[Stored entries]
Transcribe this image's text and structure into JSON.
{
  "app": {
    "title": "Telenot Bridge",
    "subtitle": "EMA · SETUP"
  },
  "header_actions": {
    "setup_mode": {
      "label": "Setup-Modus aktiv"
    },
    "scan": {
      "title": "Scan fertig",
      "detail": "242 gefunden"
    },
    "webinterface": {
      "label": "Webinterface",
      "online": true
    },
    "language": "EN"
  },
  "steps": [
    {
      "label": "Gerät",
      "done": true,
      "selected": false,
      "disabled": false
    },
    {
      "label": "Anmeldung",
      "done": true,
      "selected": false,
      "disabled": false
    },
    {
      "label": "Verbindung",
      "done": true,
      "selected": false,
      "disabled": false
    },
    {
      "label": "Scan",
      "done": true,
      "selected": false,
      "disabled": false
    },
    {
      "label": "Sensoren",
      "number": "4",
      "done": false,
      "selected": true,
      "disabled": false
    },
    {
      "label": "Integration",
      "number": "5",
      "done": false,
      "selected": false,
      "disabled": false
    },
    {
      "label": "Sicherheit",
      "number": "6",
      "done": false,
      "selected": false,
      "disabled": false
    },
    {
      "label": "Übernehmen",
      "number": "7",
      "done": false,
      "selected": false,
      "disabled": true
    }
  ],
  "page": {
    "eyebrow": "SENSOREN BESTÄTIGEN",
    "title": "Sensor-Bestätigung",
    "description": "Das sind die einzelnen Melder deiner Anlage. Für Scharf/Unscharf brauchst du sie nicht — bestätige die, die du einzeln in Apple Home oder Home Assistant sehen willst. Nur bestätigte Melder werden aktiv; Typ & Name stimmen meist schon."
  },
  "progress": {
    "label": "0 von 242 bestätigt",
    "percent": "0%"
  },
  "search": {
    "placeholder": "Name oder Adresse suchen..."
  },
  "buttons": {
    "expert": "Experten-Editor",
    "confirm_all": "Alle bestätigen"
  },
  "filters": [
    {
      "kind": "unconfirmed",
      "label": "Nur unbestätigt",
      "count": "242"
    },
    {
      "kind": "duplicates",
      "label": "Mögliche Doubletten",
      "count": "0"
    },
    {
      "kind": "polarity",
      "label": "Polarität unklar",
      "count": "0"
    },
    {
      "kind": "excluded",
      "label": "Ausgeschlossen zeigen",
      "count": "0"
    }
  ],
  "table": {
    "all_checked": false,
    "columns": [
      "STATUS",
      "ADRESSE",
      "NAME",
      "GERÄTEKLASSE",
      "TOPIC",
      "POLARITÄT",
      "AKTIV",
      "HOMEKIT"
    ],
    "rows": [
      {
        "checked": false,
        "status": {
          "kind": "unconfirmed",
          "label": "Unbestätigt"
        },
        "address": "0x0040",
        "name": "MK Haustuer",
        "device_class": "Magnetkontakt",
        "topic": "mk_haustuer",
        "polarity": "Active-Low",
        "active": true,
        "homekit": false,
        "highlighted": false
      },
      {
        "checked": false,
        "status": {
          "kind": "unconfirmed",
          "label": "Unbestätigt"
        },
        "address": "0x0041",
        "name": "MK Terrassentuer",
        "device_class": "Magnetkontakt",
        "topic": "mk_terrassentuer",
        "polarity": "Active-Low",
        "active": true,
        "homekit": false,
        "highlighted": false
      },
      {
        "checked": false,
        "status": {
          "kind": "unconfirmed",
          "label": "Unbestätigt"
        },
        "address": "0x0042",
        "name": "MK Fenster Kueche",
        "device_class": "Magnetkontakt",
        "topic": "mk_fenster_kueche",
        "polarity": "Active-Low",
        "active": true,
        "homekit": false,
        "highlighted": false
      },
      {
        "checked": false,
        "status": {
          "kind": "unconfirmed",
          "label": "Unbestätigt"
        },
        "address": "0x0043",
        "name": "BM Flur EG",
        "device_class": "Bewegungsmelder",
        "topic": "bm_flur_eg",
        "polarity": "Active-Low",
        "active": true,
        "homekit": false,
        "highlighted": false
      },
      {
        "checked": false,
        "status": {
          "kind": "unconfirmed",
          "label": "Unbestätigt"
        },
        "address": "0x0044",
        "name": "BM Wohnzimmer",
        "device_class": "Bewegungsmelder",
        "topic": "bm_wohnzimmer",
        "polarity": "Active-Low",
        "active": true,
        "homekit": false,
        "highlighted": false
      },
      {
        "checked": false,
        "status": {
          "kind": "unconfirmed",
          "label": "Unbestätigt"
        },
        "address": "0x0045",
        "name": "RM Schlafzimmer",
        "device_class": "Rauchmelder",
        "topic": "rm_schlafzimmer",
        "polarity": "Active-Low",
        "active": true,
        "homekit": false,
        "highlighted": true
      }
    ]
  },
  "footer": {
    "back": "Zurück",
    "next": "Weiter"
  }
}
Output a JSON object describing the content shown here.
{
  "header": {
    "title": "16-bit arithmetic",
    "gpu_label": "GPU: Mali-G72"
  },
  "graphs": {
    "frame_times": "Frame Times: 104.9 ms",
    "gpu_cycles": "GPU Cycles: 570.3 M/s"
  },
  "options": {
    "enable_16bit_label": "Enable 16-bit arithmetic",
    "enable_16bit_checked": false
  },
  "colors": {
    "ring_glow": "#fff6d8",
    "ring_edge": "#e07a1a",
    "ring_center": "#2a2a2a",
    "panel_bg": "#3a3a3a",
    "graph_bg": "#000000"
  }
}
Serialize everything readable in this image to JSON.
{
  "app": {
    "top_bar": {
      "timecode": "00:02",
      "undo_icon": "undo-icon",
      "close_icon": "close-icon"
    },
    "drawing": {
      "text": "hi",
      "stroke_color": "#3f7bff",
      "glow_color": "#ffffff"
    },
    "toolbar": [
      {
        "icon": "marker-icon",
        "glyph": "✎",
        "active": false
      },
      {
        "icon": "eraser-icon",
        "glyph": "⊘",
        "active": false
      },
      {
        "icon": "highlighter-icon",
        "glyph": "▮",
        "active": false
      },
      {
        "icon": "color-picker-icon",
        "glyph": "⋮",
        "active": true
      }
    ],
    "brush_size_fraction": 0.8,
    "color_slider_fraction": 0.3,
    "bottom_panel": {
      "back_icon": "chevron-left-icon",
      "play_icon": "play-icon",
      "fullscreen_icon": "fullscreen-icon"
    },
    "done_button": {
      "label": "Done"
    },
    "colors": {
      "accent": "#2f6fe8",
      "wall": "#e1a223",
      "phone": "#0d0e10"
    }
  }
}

AIM: Extract, verbatim, the lines from the one containing "Serialize everything readable" through the last line of the listing above.

RESULT BELOW:
Serialize everything readable in this image to JSON.
{
  "app": {
    "top_bar": {
      "timecode": "00:02",
      "undo_icon": "undo-icon",
      "close_icon": "close-icon"
    },
    "drawing": {
      "text": "hi",
      "stroke_color": "#3f7bff",
      "glow_color": "#ffffff"
    },
    "toolbar": [
      {
        "icon": "marker-icon",
        "glyph": "✎",
        "active": false
      },
      {
        "icon": "eraser-icon",
        "glyph": "⊘",
        "active": false
      },
      {
        "icon": "highlighter-icon",
        "glyph": "▮",
        "active": false
      },
      {
        "icon": "color-picker-icon",
        "glyph": "⋮",
        "active": true
      }
    ],
    "brush_size_fraction": 0.8,
    "color_slider_fraction": 0.3,
    "bottom_panel": {
      "back_icon": "chevron-left-icon",
      "play_icon": "play-icon",
      "fullscreen_icon": "fullscreen-icon"
    },
    "done_button": {
      "label": "Done"
    },
    "colors": {
      "accent": "#2f6fe8",
      "wall": "#e1a223",
      "phone": "#0d0e10"
    }
  }
}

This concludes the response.